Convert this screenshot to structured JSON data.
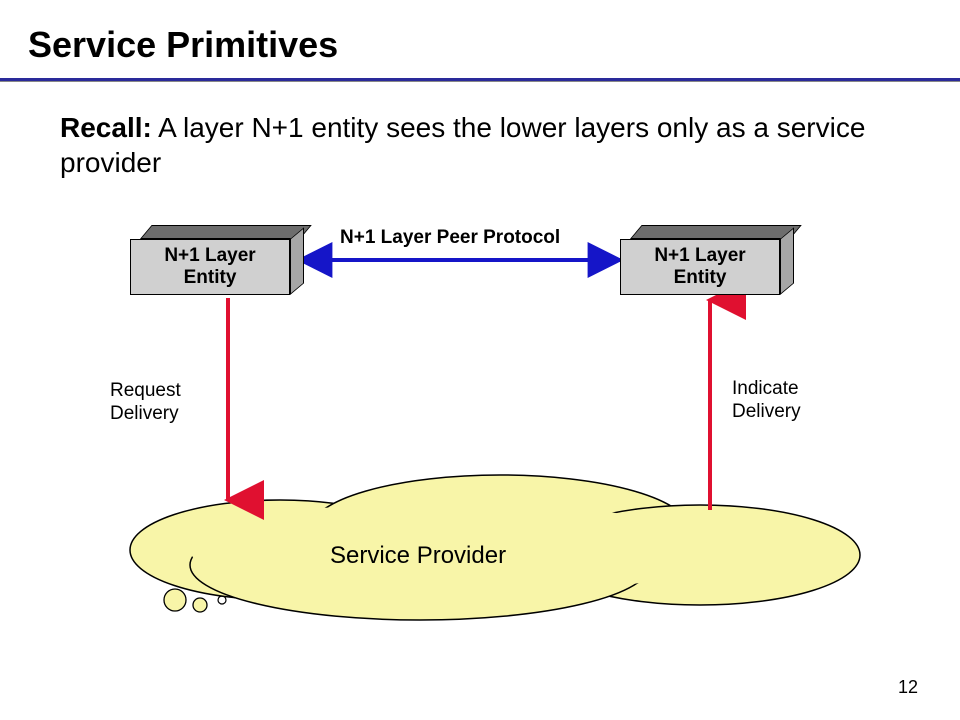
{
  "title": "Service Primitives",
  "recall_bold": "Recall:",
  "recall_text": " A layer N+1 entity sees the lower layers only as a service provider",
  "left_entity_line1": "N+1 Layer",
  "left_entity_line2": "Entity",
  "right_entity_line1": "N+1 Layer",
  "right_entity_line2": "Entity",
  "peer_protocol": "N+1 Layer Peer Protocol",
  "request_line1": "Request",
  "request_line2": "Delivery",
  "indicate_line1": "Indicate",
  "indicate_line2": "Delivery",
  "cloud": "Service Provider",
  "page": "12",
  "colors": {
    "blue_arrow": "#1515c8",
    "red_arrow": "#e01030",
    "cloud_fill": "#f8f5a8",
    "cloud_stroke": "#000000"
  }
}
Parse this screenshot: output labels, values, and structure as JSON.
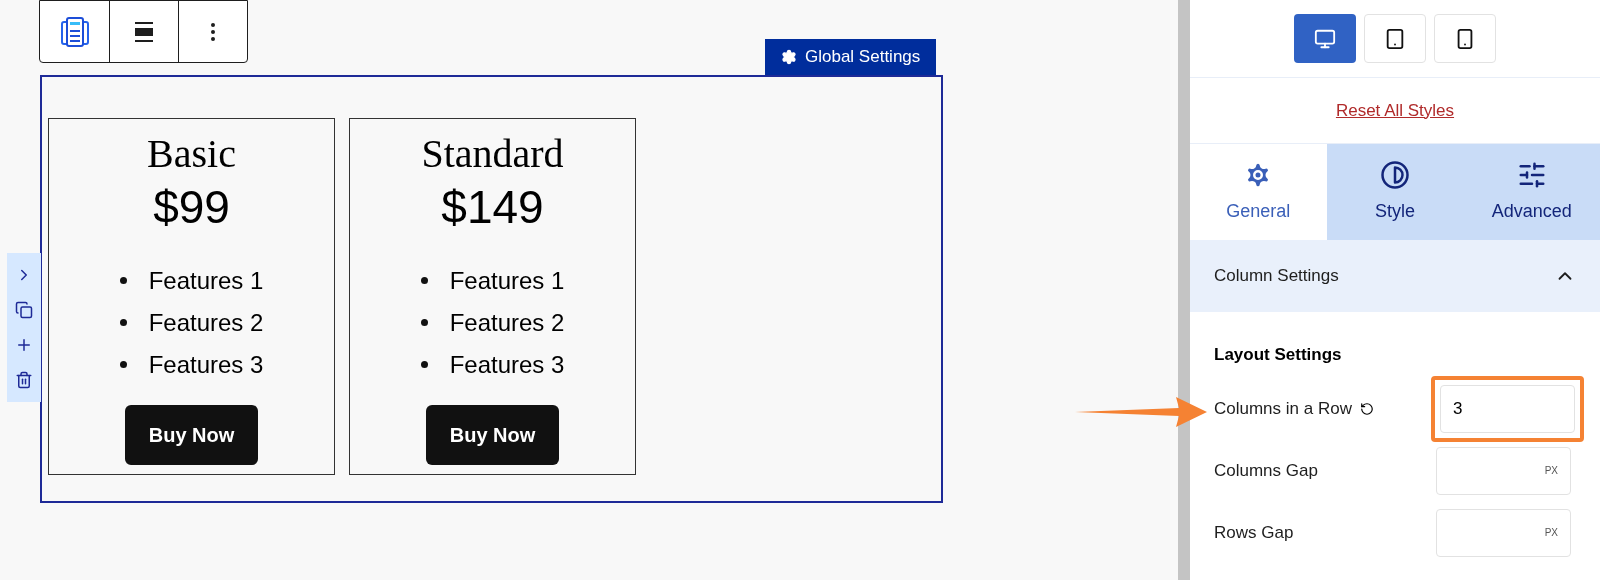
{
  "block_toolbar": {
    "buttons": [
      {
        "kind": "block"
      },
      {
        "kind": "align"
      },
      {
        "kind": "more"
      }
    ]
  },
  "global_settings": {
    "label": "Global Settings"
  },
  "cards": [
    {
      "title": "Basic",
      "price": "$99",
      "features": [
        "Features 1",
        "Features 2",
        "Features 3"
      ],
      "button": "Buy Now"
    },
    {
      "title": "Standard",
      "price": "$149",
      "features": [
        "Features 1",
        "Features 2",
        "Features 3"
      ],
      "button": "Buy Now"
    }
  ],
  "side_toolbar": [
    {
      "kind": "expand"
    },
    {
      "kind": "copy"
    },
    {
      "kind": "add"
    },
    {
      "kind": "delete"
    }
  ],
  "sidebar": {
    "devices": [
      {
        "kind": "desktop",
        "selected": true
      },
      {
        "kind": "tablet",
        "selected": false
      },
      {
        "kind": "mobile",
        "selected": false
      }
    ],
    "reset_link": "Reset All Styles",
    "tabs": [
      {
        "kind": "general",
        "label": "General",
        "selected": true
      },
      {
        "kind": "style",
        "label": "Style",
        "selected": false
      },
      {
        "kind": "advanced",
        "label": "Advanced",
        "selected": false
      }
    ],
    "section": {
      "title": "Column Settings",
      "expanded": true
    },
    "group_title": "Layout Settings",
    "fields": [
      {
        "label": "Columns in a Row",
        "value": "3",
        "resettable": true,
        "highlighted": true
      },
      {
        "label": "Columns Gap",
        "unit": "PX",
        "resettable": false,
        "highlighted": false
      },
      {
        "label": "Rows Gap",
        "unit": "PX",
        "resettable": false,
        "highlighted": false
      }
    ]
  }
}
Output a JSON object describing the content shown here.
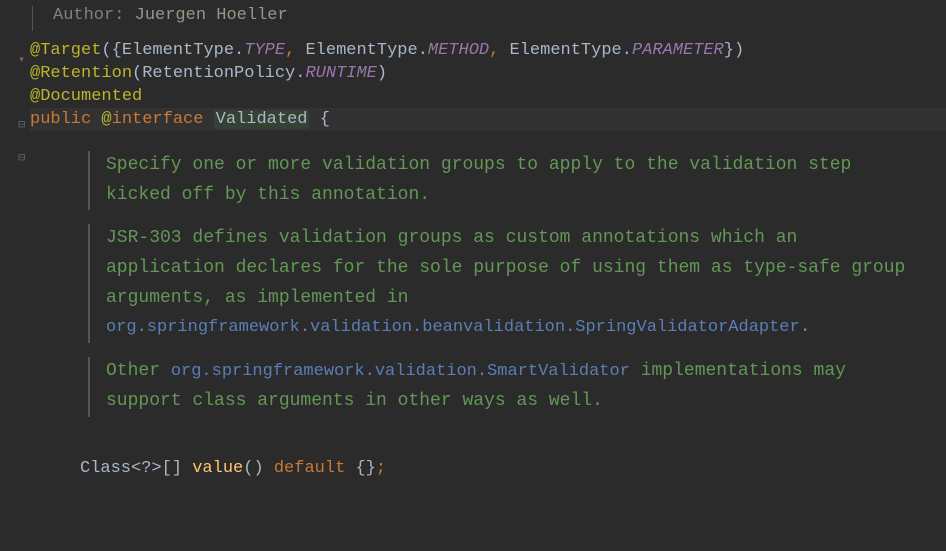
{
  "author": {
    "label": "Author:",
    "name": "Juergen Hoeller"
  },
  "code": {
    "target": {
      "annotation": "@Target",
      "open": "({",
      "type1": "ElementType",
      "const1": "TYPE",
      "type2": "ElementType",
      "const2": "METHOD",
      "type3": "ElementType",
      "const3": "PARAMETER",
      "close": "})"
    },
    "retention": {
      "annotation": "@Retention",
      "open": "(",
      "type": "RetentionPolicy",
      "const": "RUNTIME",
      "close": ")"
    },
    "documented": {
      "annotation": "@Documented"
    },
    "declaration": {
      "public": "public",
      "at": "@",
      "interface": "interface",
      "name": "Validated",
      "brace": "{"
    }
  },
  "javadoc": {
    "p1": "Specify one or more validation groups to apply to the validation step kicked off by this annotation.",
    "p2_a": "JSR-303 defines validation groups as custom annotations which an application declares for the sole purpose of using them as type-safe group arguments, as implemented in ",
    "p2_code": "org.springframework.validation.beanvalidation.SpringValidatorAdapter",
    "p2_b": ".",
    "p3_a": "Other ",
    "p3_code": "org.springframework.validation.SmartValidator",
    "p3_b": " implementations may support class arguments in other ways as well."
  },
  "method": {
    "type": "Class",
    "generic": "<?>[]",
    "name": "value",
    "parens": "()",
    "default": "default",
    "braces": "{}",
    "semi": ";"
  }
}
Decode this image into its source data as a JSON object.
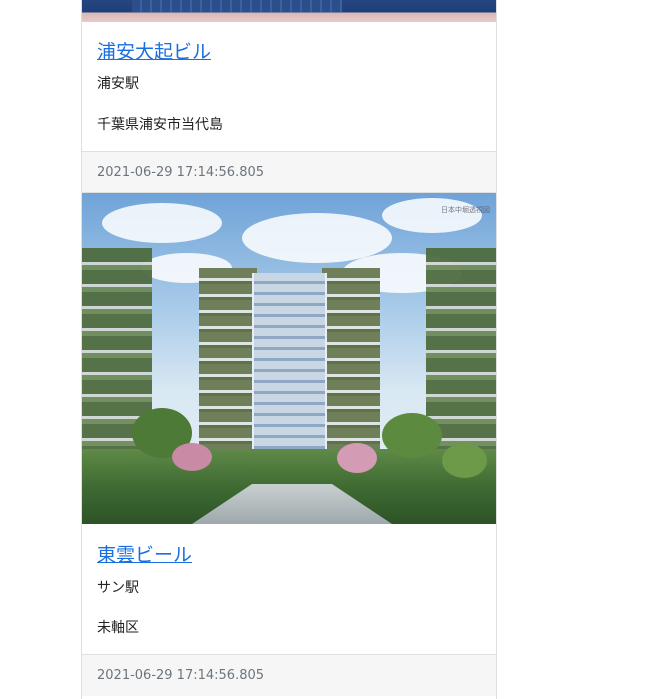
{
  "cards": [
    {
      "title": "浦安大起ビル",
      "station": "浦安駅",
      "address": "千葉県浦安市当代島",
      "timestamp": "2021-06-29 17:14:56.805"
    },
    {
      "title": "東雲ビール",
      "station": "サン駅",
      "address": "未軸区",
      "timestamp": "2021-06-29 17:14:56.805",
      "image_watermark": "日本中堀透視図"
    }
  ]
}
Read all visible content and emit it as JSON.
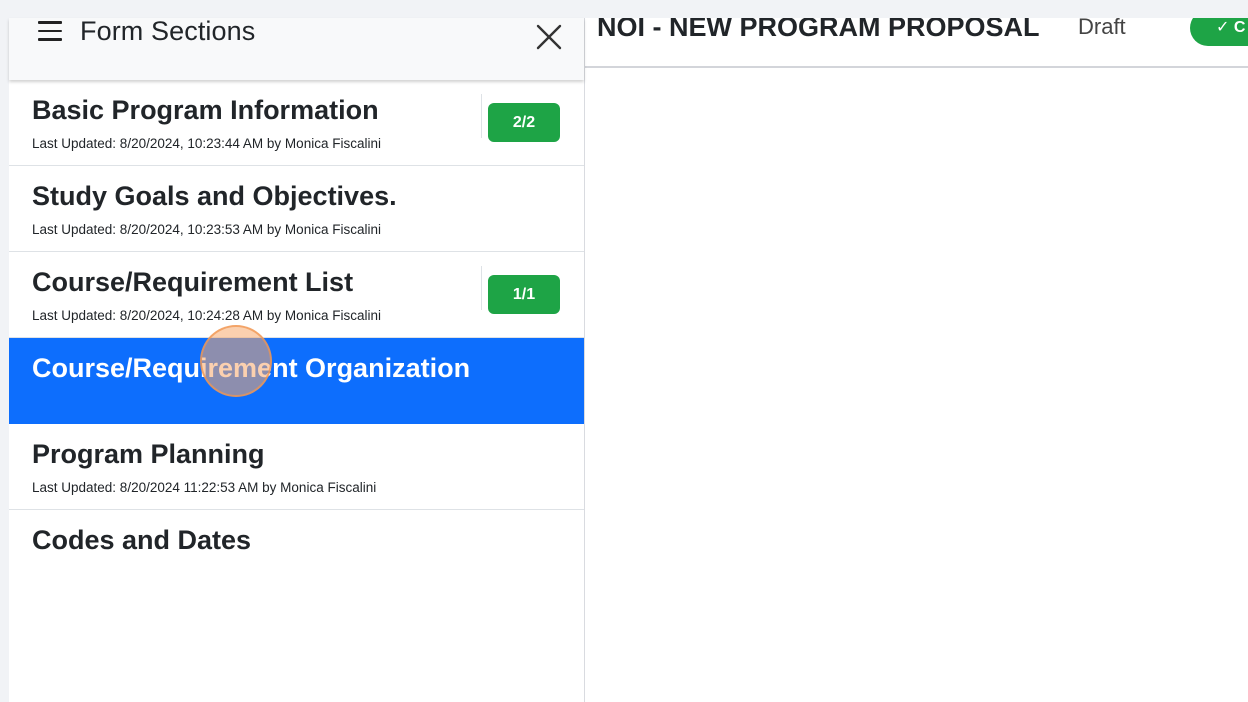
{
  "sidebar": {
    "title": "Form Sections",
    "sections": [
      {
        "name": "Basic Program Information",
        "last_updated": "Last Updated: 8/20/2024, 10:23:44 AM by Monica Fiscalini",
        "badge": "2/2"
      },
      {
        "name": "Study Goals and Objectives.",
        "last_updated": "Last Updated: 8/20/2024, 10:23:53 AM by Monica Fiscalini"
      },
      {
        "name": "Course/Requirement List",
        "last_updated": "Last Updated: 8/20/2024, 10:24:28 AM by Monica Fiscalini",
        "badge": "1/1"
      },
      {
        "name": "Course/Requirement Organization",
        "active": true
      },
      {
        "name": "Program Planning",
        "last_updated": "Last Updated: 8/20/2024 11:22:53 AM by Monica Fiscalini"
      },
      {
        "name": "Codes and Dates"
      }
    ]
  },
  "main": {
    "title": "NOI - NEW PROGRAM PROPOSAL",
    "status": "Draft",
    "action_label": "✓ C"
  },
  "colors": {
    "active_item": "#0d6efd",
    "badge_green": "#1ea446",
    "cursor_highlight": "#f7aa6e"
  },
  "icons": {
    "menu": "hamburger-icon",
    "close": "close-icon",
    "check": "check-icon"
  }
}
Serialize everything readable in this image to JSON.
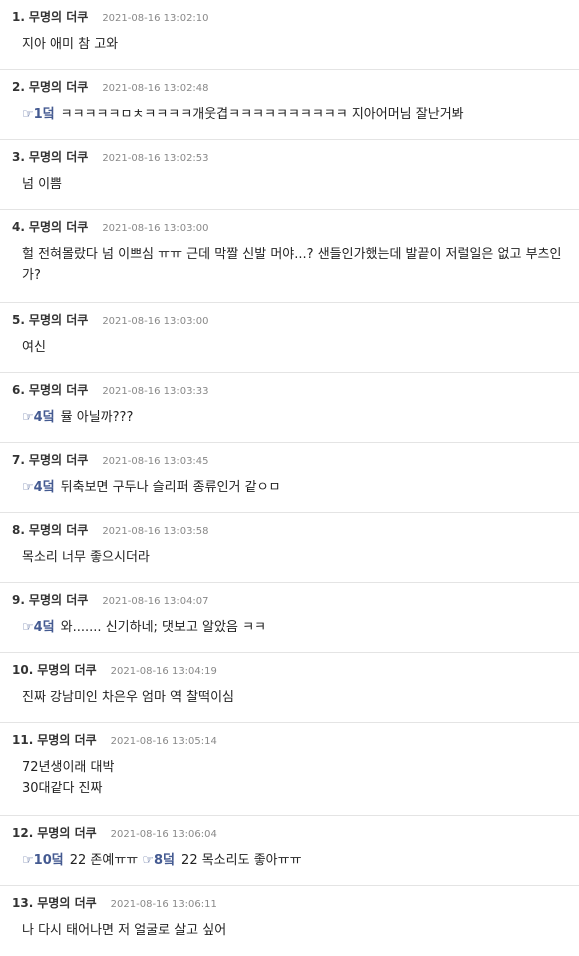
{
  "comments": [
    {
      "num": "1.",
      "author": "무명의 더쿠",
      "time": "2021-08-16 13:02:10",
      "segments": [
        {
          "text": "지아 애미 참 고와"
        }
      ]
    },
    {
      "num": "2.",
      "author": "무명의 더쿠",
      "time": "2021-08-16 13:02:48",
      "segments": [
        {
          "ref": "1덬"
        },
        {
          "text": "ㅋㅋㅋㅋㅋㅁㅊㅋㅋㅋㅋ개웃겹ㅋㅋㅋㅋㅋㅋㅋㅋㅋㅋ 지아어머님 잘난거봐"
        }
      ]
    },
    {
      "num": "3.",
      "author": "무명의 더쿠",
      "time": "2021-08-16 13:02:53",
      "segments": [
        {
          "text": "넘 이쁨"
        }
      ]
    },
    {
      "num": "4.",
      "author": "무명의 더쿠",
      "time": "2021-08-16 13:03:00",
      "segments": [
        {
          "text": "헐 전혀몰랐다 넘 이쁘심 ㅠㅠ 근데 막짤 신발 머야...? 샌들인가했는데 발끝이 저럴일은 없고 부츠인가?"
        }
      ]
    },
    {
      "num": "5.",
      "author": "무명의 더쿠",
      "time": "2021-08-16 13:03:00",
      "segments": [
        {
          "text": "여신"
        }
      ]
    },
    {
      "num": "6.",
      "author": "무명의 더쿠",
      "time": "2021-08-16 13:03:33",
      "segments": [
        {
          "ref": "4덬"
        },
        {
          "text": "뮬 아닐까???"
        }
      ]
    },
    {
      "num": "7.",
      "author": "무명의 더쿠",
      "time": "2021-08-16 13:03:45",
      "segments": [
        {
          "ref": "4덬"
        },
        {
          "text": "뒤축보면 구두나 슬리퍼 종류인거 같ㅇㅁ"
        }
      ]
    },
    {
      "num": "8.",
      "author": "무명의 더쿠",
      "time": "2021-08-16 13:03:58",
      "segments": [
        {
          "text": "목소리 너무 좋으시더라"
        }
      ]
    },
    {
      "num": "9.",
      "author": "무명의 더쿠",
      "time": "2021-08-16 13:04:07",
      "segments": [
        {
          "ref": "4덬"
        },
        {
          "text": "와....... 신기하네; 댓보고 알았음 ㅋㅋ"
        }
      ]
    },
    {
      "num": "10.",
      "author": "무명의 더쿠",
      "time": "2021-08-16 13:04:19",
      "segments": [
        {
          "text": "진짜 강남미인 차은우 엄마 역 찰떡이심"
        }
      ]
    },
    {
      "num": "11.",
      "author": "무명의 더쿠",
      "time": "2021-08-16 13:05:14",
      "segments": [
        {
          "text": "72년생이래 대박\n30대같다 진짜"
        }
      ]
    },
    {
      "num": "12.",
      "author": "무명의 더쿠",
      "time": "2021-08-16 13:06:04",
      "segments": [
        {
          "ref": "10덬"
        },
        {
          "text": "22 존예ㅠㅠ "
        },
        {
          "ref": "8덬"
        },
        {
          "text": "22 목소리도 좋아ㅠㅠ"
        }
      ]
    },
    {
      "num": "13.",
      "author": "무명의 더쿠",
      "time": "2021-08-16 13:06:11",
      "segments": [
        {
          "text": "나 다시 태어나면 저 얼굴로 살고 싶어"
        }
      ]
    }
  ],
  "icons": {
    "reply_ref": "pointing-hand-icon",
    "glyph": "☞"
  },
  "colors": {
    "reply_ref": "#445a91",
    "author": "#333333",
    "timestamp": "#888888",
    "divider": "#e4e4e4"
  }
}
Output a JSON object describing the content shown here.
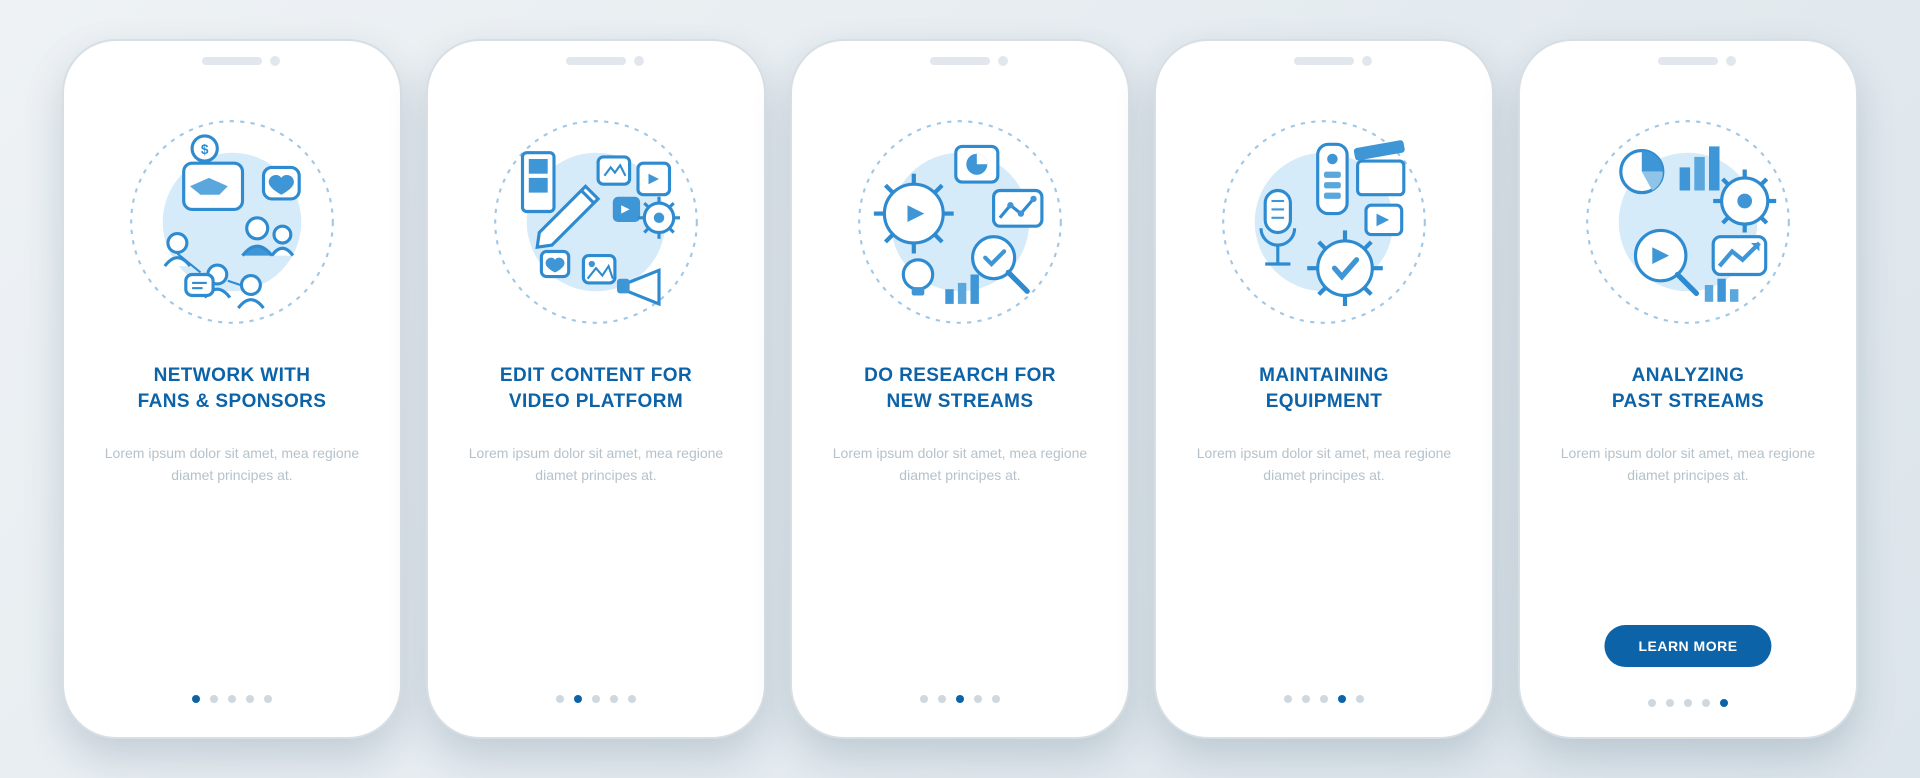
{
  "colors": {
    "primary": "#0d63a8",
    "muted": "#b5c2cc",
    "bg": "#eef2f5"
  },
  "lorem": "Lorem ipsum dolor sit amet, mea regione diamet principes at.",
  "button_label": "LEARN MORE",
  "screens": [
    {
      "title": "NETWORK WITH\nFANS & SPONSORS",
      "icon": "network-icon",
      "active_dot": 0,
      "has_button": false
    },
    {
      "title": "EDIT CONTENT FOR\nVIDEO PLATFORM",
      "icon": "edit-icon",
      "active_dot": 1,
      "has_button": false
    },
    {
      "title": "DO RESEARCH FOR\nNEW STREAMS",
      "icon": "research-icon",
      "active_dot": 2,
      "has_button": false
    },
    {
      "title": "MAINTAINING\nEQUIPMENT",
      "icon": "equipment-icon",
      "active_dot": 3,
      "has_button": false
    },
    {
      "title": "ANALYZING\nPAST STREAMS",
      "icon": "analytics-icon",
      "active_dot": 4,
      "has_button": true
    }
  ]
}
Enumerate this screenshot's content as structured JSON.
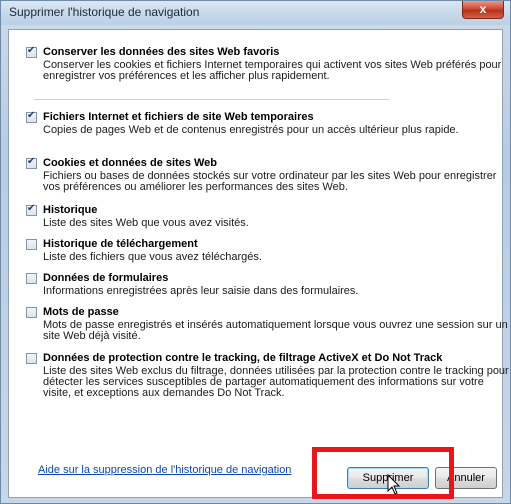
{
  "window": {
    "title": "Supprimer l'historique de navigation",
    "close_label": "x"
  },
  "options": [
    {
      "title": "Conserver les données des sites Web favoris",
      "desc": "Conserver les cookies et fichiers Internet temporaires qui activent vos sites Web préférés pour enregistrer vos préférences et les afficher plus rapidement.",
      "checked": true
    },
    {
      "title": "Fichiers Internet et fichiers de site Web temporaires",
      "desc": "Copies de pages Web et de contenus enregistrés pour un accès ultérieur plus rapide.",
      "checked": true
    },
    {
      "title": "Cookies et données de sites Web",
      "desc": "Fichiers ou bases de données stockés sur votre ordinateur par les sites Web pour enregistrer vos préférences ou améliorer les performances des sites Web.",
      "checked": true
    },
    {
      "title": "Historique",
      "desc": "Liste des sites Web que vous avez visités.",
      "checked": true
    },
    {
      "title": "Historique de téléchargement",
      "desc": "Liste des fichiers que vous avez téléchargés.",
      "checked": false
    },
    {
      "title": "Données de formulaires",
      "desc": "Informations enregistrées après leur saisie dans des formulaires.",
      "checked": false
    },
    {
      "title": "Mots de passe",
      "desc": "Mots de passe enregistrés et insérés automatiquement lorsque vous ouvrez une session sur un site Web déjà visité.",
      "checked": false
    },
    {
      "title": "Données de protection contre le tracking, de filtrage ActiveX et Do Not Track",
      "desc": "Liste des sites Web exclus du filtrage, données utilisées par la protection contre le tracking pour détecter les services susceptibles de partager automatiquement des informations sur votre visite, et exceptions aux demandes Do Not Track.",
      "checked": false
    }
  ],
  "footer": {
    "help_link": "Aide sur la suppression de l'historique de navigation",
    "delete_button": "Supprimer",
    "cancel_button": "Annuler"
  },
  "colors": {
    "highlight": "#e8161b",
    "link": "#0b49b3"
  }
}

━━━━━━━━━━━━━━━━

## What the exercise asks:
Look through the listing above and count the lines where the string "sites" appears. Report the number only.

## Exercise response:
6